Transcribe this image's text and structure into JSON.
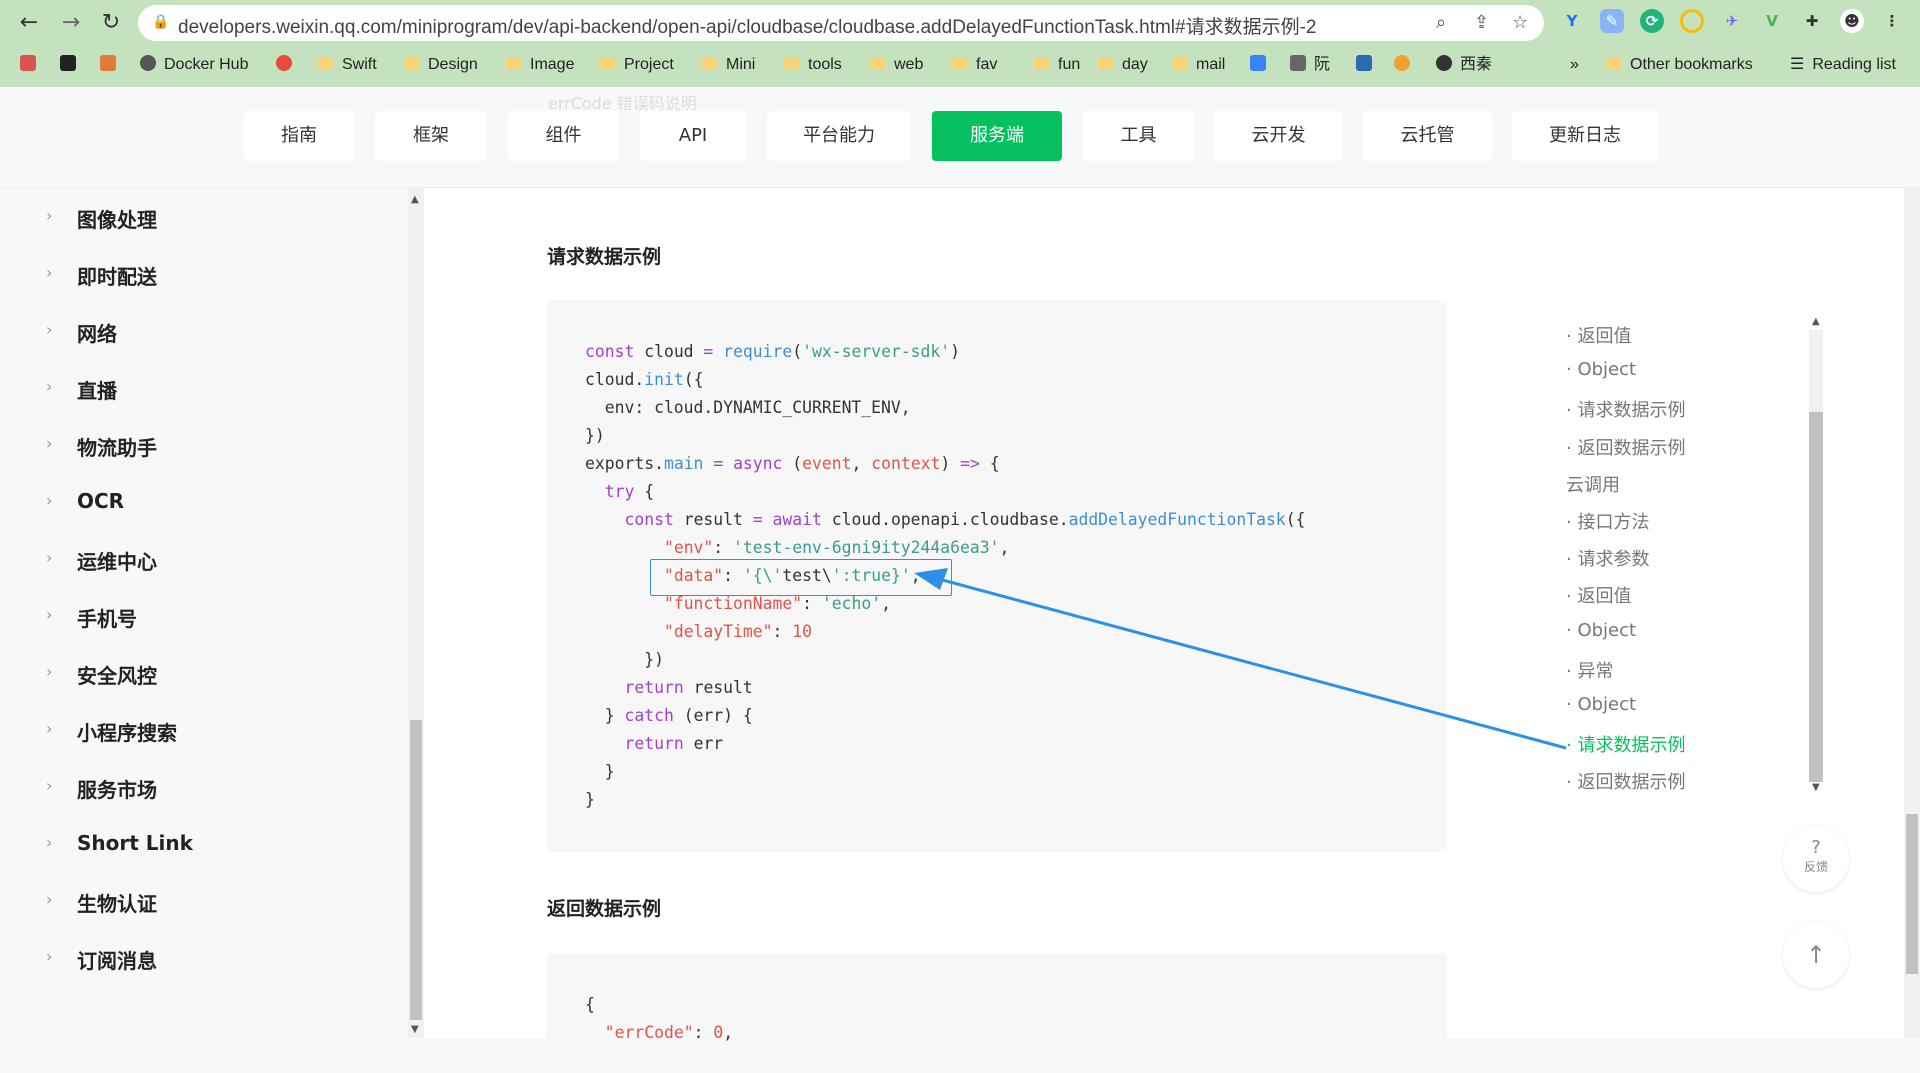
{
  "browser": {
    "url": "developers.weixin.qq.com/miniprogram/dev/api-backend/open-api/cloudbase/cloudbase.addDelayedFunctionTask.html#请求数据示例-2",
    "bookmarks": [
      "Docker Hub",
      "Swift",
      "Design",
      "Image",
      "Project",
      "Mini",
      "tools",
      "web",
      "fav",
      "fun",
      "day",
      "mail",
      "阮",
      "西秦"
    ],
    "overflow": "»",
    "other_bookmarks": "Other bookmarks",
    "reading_list": "Reading list"
  },
  "topnav": {
    "faint_text": "errCode 错误码说明",
    "tabs": [
      "指南",
      "框架",
      "组件",
      "API",
      "平台能力",
      "服务端",
      "工具",
      "云开发",
      "云托管",
      "更新日志"
    ],
    "active": "服务端"
  },
  "sidebar": {
    "items": [
      "图像处理",
      "即时配送",
      "网络",
      "直播",
      "物流助手",
      "OCR",
      "运维中心",
      "手机号",
      "安全风控",
      "小程序搜索",
      "服务市场",
      "Short Link",
      "生物认证",
      "订阅消息"
    ]
  },
  "content": {
    "heading_request": "请求数据示例",
    "heading_response": "返回数据示例",
    "request_code": [
      "const cloud = require('wx-server-sdk')",
      "cloud.init({",
      "  env: cloud.DYNAMIC_CURRENT_ENV,",
      "})",
      "exports.main = async (event, context) => {",
      "  try {",
      "    const result = await cloud.openapi.cloudbase.addDelayedFunctionTask({",
      "        \"env\": 'test-env-6gni9ity244a6ea3',",
      "        \"data\": '{\\'test\\':true}',",
      "        \"functionName\": 'echo',",
      "        \"delayTime\": 10",
      "      })",
      "    return result",
      "  } catch (err) {",
      "    return err",
      "  }",
      "}"
    ],
    "response_code": [
      "{",
      "  \"errCode\": 0,"
    ]
  },
  "toc": {
    "items": [
      "· 返回值",
      "· Object",
      "· 请求数据示例",
      "· 返回数据示例",
      "云调用",
      "· 接口方法",
      "· 请求参数",
      "· 返回值",
      "· Object",
      "· 异常",
      "· Object",
      "· 请求数据示例",
      "· 返回数据示例"
    ],
    "active_index": 11
  },
  "float": {
    "feedback_icon": "?",
    "feedback_label": "反馈",
    "top_icon": "↑"
  },
  "colors": {
    "accent": "#07c160",
    "annotation": "#2e8fe6"
  }
}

□ □ □ □

◆ Task to carry out: Copy the listing in full and without alteration, omitting every picture.

◆ Task answer:
Transcribe this image's text and structure into JSON.
{
  "browser": {
    "url": "developers.weixin.qq.com/miniprogram/dev/api-backend/open-api/cloudbase/cloudbase.addDelayedFunctionTask.html#请求数据示例-2",
    "bookmarks": [
      "Docker Hub",
      "Swift",
      "Design",
      "Image",
      "Project",
      "Mini",
      "tools",
      "web",
      "fav",
      "fun",
      "day",
      "mail",
      "阮",
      "西秦"
    ],
    "overflow": "»",
    "other_bookmarks": "Other bookmarks",
    "reading_list": "Reading list"
  },
  "topnav": {
    "faint_text": "errCode 错误码说明",
    "tabs": [
      "指南",
      "框架",
      "组件",
      "API",
      "平台能力",
      "服务端",
      "工具",
      "云开发",
      "云托管",
      "更新日志"
    ],
    "active": "服务端"
  },
  "sidebar": {
    "items": [
      "图像处理",
      "即时配送",
      "网络",
      "直播",
      "物流助手",
      "OCR",
      "运维中心",
      "手机号",
      "安全风控",
      "小程序搜索",
      "服务市场",
      "Short Link",
      "生物认证",
      "订阅消息"
    ]
  },
  "content": {
    "heading_request": "请求数据示例",
    "heading_response": "返回数据示例",
    "request_code": [
      "const cloud = require('wx-server-sdk')",
      "cloud.init({",
      "  env: cloud.DYNAMIC_CURRENT_ENV,",
      "})",
      "exports.main = async (event, context) => {",
      "  try {",
      "    const result = await cloud.openapi.cloudbase.addDelayedFunctionTask({",
      "        \"env\": 'test-env-6gni9ity244a6ea3',",
      "        \"data\": '{\\'test\\':true}',",
      "        \"functionName\": 'echo',",
      "        \"delayTime\": 10",
      "      })",
      "    return result",
      "  } catch (err) {",
      "    return err",
      "  }",
      "}"
    ],
    "response_code": [
      "{",
      "  \"errCode\": 0,"
    ]
  },
  "toc": {
    "items": [
      "· 返回值",
      "· Object",
      "· 请求数据示例",
      "· 返回数据示例",
      "云调用",
      "· 接口方法",
      "· 请求参数",
      "· 返回值",
      "· Object",
      "· 异常",
      "· Object",
      "· 请求数据示例",
      "· 返回数据示例"
    ],
    "active_index": 11
  },
  "float": {
    "feedback_icon": "?",
    "feedback_label": "反馈",
    "top_icon": "↑"
  },
  "colors": {
    "accent": "#07c160",
    "annotation": "#2e8fe6"
  }
}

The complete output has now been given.